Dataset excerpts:
☆ ☆ ☆ ☆ ☆

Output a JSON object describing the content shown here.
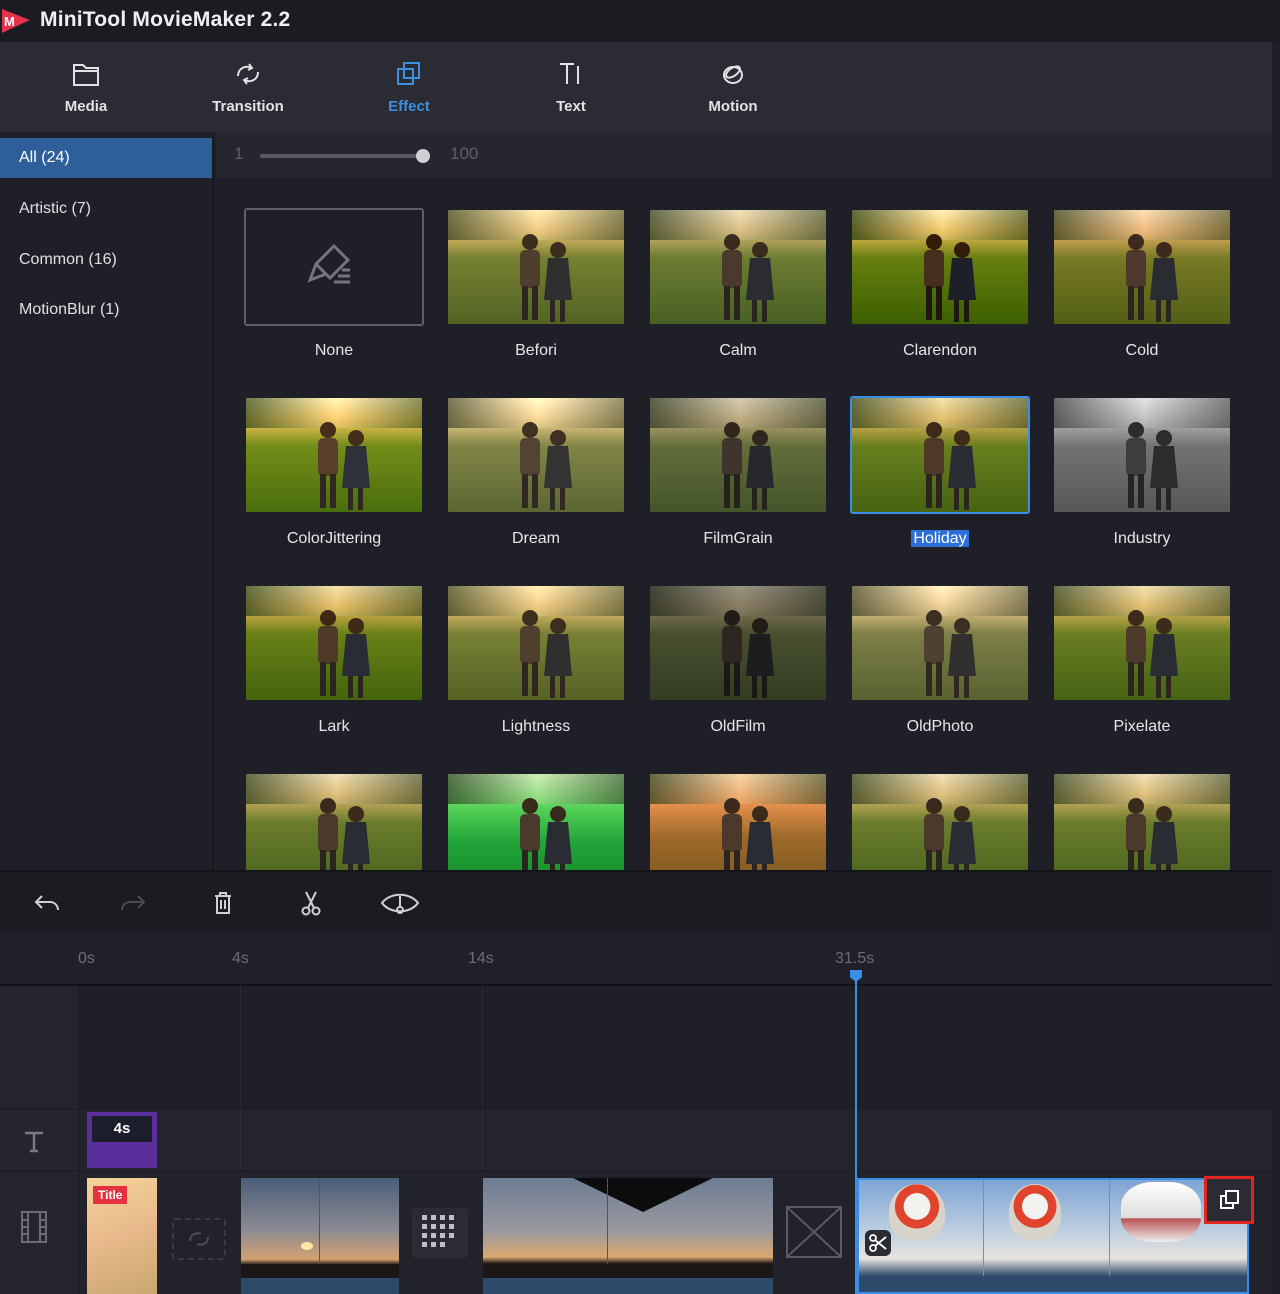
{
  "app": {
    "title": "MiniTool MovieMaker 2.2",
    "logo_icon": "minitool-logo"
  },
  "toolbar": {
    "items": [
      {
        "label": "Media",
        "icon": "folder-icon"
      },
      {
        "label": "Transition",
        "icon": "transition-icon"
      },
      {
        "label": "Effect",
        "icon": "effect-icon",
        "active": true
      },
      {
        "label": "Text",
        "icon": "text-icon"
      },
      {
        "label": "Motion",
        "icon": "motion-icon"
      }
    ],
    "accent_color": "#3d8fe0"
  },
  "sidebar": {
    "categories": [
      {
        "label": "All",
        "count": "(24)",
        "active": true
      },
      {
        "label": "Artistic",
        "count": "(7)"
      },
      {
        "label": "Common",
        "count": "(16)"
      },
      {
        "label": "MotionBlur",
        "count": "(1)"
      }
    ]
  },
  "slider": {
    "min_label": "1",
    "max_label": "100",
    "value_fraction": 1.0
  },
  "effects": [
    {
      "name": "None"
    },
    {
      "name": "Befori"
    },
    {
      "name": "Calm"
    },
    {
      "name": "Clarendon"
    },
    {
      "name": "Cold"
    },
    {
      "name": "ColorJittering"
    },
    {
      "name": "Dream"
    },
    {
      "name": "FilmGrain"
    },
    {
      "name": "Holiday",
      "selected": true
    },
    {
      "name": "Industry"
    },
    {
      "name": "Lark"
    },
    {
      "name": "Lightness"
    },
    {
      "name": "OldFilm"
    },
    {
      "name": "OldPhoto"
    },
    {
      "name": "Pixelate"
    },
    {
      "name": ""
    },
    {
      "name": ""
    },
    {
      "name": ""
    },
    {
      "name": ""
    },
    {
      "name": ""
    }
  ],
  "timeline": {
    "tools": [
      "undo-icon",
      "redo-icon",
      "delete-icon",
      "split-icon",
      "zoom-fit-icon"
    ],
    "ruler_ticks": [
      "0s",
      "4s",
      "14s",
      "31.5s"
    ],
    "title_clip": {
      "duration": "4s",
      "label": "Title"
    }
  }
}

☆ ☆ ☆ ☆ ☆

DIRECTIONS FOR THIS TASK
Leave the images out, please, and restate each line word for word.

EXPECTED ANSWER
Output a JSON object describing the content shown here.
{
  "app": {
    "title": "MiniTool MovieMaker 2.2",
    "logo_icon": "minitool-logo"
  },
  "toolbar": {
    "items": [
      {
        "label": "Media",
        "icon": "folder-icon"
      },
      {
        "label": "Transition",
        "icon": "transition-icon"
      },
      {
        "label": "Effect",
        "icon": "effect-icon",
        "active": true
      },
      {
        "label": "Text",
        "icon": "text-icon"
      },
      {
        "label": "Motion",
        "icon": "motion-icon"
      }
    ],
    "accent_color": "#3d8fe0"
  },
  "sidebar": {
    "categories": [
      {
        "label": "All",
        "count": "(24)",
        "active": true
      },
      {
        "label": "Artistic",
        "count": "(7)"
      },
      {
        "label": "Common",
        "count": "(16)"
      },
      {
        "label": "MotionBlur",
        "count": "(1)"
      }
    ]
  },
  "slider": {
    "min_label": "1",
    "max_label": "100",
    "value_fraction": 1.0
  },
  "effects": [
    {
      "name": "None"
    },
    {
      "name": "Befori"
    },
    {
      "name": "Calm"
    },
    {
      "name": "Clarendon"
    },
    {
      "name": "Cold"
    },
    {
      "name": "ColorJittering"
    },
    {
      "name": "Dream"
    },
    {
      "name": "FilmGrain"
    },
    {
      "name": "Holiday",
      "selected": true
    },
    {
      "name": "Industry"
    },
    {
      "name": "Lark"
    },
    {
      "name": "Lightness"
    },
    {
      "name": "OldFilm"
    },
    {
      "name": "OldPhoto"
    },
    {
      "name": "Pixelate"
    },
    {
      "name": ""
    },
    {
      "name": ""
    },
    {
      "name": ""
    },
    {
      "name": ""
    },
    {
      "name": ""
    }
  ],
  "timeline": {
    "tools": [
      "undo-icon",
      "redo-icon",
      "delete-icon",
      "split-icon",
      "zoom-fit-icon"
    ],
    "ruler_ticks": [
      "0s",
      "4s",
      "14s",
      "31.5s"
    ],
    "title_clip": {
      "duration": "4s",
      "label": "Title"
    }
  }
}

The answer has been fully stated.